**To be done**
Every entry that follows should be repeated exactly; drop the images.

**Items**
::::

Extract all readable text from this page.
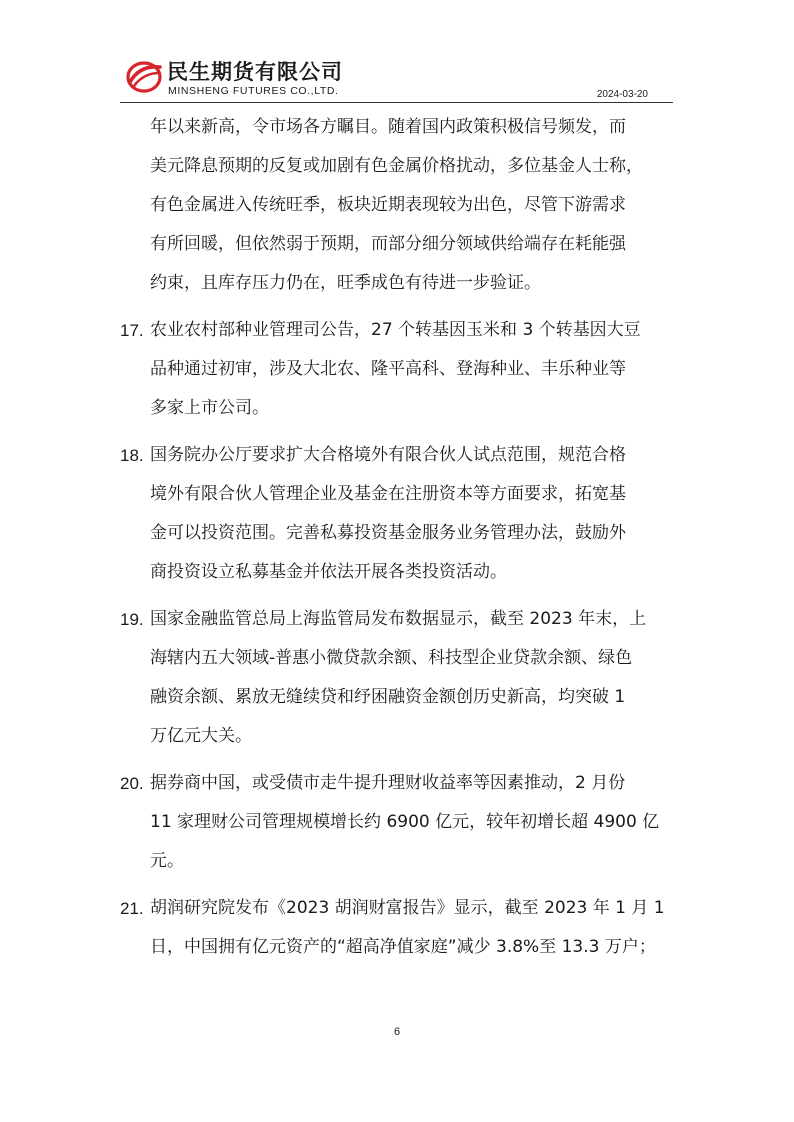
民生期货有限公司
MINSHENG FUTURES CO.,LTD.	2024-03-20
年以来新高，令市场各方瞩目。随着国内政策积极信号频发，而
美元降息预期的反复或加剧有色金属价格扰动，多位基金人士称，
有色金属进入传统旺季，板块近期表现较为出色，尽管下游需求
有所回暖，但依然弱于预期，而部分细分领域供给端存在耗能强
约束，且库存压力仍在，旺季成色有待进一步验证。
17. 农业农村部种业管理司公告，27 个转基因玉米和 3 个转基因大豆
品种通过初审，涉及大北农、隆平高科、登海种业、丰乐种业等
多家上市公司。
18. 国务院办公厅要求扩大合格境外有限合伙人试点范围，规范合格
境外有限合伙人管理企业及基金在注册资本等方面要求，拓宽基
金可以投资范围。完善私募投资基金服务业务管理办法，鼓励外
商投资设立私募基金并依法开展各类投资活动。
19. 国家金融监管总局上海监管局发布数据显示，截至 2023 年末，上
海辖内五大领域-普惠小微贷款余额、科技型企业贷款余额、绿色
融资余额、累放无缝续贷和纾困融资金额创历史新高，均突破 1
万亿元大关。
20. 据券商中国，或受债市走牛提升理财收益率等因素推动，2 月份
11 家理财公司管理规模增长约 6900 亿元，较年初增长超 4900 亿
元。
21. 胡润研究院发布《2023 胡润财富报告》显示，截至 2023 年 1 月 1
日，中国拥有亿元资产的“超高净值家庭”减少 3.8%至 13.3 万户；
6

::::

**The answer**
Extract all readable text from this page.
民生期货有限公司
MINSHENG FUTURES CO.,LTD.	2024-03-20
年以来新高，令市场各方瞩目。随着国内政策积极信号频发，而
美元降息预期的反复或加剧有色金属价格扰动，多位基金人士称，
有色金属进入传统旺季，板块近期表现较为出色，尽管下游需求
有所回暖，但依然弱于预期，而部分细分领域供给端存在耗能强
约束，且库存压力仍在，旺季成色有待进一步验证。
17. 农业农村部种业管理司公告，27 个转基因玉米和 3 个转基因大豆
品种通过初审，涉及大北农、隆平高科、登海种业、丰乐种业等
多家上市公司。
18. 国务院办公厅要求扩大合格境外有限合伙人试点范围，规范合格
境外有限合伙人管理企业及基金在注册资本等方面要求，拓宽基
金可以投资范围。完善私募投资基金服务业务管理办法，鼓励外
商投资设立私募基金并依法开展各类投资活动。
19. 国家金融监管总局上海监管局发布数据显示，截至 2023 年末，上
海辖内五大领域-普惠小微贷款余额、科技型企业贷款余额、绿色
融资余额、累放无缝续贷和纾困融资金额创历史新高，均突破 1
万亿元大关。
20. 据券商中国，或受债市走牛提升理财收益率等因素推动，2 月份
11 家理财公司管理规模增长约 6900 亿元，较年初增长超 4900 亿
元。
21. 胡润研究院发布《2023 胡润财富报告》显示，截至 2023 年 1 月 1
日，中国拥有亿元资产的“超高净值家庭”减少 3.8%至 13.3 万户；
6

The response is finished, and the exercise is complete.